[Start Records]

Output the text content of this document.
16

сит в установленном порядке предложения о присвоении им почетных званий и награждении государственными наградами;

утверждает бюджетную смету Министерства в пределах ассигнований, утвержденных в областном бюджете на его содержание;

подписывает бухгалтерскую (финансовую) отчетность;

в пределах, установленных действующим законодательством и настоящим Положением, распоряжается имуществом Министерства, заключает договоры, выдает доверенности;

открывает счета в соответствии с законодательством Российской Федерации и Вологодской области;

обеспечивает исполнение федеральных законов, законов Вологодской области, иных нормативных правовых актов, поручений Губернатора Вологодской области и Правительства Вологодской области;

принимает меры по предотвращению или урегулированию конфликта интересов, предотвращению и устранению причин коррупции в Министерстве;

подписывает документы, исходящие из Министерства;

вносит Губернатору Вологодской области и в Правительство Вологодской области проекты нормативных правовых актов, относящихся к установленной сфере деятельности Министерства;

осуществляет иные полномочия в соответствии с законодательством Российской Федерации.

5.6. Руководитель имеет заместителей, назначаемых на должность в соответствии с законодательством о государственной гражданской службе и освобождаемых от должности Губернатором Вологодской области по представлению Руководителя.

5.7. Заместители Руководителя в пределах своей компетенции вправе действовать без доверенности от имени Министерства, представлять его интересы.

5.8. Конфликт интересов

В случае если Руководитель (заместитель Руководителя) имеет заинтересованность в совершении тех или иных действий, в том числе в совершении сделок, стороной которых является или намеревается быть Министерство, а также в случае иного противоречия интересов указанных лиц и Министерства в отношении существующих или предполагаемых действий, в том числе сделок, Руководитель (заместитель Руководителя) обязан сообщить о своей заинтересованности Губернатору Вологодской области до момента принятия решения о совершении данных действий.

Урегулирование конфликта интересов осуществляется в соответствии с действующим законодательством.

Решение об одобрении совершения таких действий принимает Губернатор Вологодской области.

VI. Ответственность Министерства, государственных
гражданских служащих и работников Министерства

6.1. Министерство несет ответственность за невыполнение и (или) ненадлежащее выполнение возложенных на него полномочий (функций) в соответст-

[End Records]

What you need to do
Transcribe every entry exactly.

Task answer
Output the text content of this document.
16

сит в установленном порядке предложения о присвоении им почетных званий и награждении государственными наградами;

утверждает бюджетную смету Министерства в пределах ассигнований, утвержденных в областном бюджете на его содержание;

подписывает бухгалтерскую (финансовую) отчетность;

в пределах, установленных действующим законодательством и настоящим Положением, распоряжается имуществом Министерства, заключает договоры, выдает доверенности;

открывает счета в соответствии с законодательством Российской Федерации и Вологодской области;

обеспечивает исполнение федеральных законов, законов Вологодской области, иных нормативных правовых актов, поручений Губернатора Вологодской области и Правительства Вологодской области;

принимает меры по предотвращению или урегулированию конфликта интересов, предотвращению и устранению причин коррупции в Министерстве;

подписывает документы, исходящие из Министерства;

вносит Губернатору Вологодской области и в Правительство Вологодской области проекты нормативных правовых актов, относящихся к установленной сфере деятельности Министерства;

осуществляет иные полномочия в соответствии с законодательством Российской Федерации.

5.6. Руководитель имеет заместителей, назначаемых на должность в соответствии с законодательством о государственной гражданской службе и освобождаемых от должности Губернатором Вологодской области по представлению Руководителя.

5.7. Заместители Руководителя в пределах своей компетенции вправе действовать без доверенности от имени Министерства, представлять его интересы.

5.8. Конфликт интересов

В случае если Руководитель (заместитель Руководителя) имеет заинтересованность в совершении тех или иных действий, в том числе в совершении сделок, стороной которых является или намеревается быть Министерство, а также в случае иного противоречия интересов указанных лиц и Министерства в отношении существующих или предполагаемых действий, в том числе сделок, Руководитель (заместитель Руководителя) обязан сообщить о своей заинтересованности Губернатору Вологодской области до момента принятия решения о совершении данных действий.

Урегулирование конфликта интересов осуществляется в соответствии с действующим законодательством.

Решение об одобрении совершения таких действий принимает Губернатор Вологодской области.

VI. Ответственность Министерства, государственных
гражданских служащих и работников Министерства

6.1. Министерство несет ответственность за невыполнение и (или) ненадлежащее выполнение возложенных на него полномочий (функций) в соответст-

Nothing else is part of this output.